Brief: Your task is to extract the lines from the one holding "Read out every word on this page." through the end of the material. Set them down exactly and add nothing.

☆ ☆ ☆ ☆ ☆ ☆ ☆

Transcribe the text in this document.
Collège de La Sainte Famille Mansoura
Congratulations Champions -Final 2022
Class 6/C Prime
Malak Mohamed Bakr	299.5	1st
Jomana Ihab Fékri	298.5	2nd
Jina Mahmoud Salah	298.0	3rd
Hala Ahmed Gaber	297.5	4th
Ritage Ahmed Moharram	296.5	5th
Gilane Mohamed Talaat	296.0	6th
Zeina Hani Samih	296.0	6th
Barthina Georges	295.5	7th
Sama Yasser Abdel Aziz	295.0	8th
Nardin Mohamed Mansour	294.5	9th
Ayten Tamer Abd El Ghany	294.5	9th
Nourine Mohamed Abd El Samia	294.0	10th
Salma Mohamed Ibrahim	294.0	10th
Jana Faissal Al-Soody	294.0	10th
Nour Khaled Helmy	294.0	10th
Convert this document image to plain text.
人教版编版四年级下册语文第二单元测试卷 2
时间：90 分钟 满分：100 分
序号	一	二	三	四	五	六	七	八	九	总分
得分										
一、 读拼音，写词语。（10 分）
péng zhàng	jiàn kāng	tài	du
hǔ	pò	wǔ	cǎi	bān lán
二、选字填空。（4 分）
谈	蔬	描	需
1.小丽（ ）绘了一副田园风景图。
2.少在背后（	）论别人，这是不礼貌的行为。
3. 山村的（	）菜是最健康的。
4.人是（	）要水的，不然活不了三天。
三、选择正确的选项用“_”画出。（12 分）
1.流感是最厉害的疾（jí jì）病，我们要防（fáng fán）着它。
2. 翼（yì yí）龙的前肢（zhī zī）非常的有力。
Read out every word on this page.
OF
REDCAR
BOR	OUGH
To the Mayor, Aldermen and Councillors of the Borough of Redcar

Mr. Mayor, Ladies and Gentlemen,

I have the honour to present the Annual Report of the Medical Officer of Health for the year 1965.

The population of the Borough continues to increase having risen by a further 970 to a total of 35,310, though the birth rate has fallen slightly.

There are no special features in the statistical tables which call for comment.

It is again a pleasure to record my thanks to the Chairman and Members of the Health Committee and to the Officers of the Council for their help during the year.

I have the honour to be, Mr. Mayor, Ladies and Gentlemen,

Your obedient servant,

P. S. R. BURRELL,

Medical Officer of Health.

☆ ☆ ☆ ☆ ☆ ☆ ☆

Correct output:
Read out every word on this page.
OF
REDCAR
BOR	OUGH
To the Mayor, Aldermen and Councillors of the Borough of Redcar

Mr. Mayor, Ladies and Gentlemen,

I have the honour to present the Annual Report of the Medical Officer of Health for the year 1965.

The population of the Borough continues to increase having risen by a further 970 to a total of 35,310, though the birth rate has fallen slightly.

There are no special features in the statistical tables which call for comment.

It is again a pleasure to record my thanks to the Chairman and Members of the Health Committee and to the Officers of the Council for their help during the year.

I have the honour to be, Mr. Mayor, Ladies and Gentlemen,

Your obedient servant,

P. S. R. BURRELL,

Medical Officer of Health.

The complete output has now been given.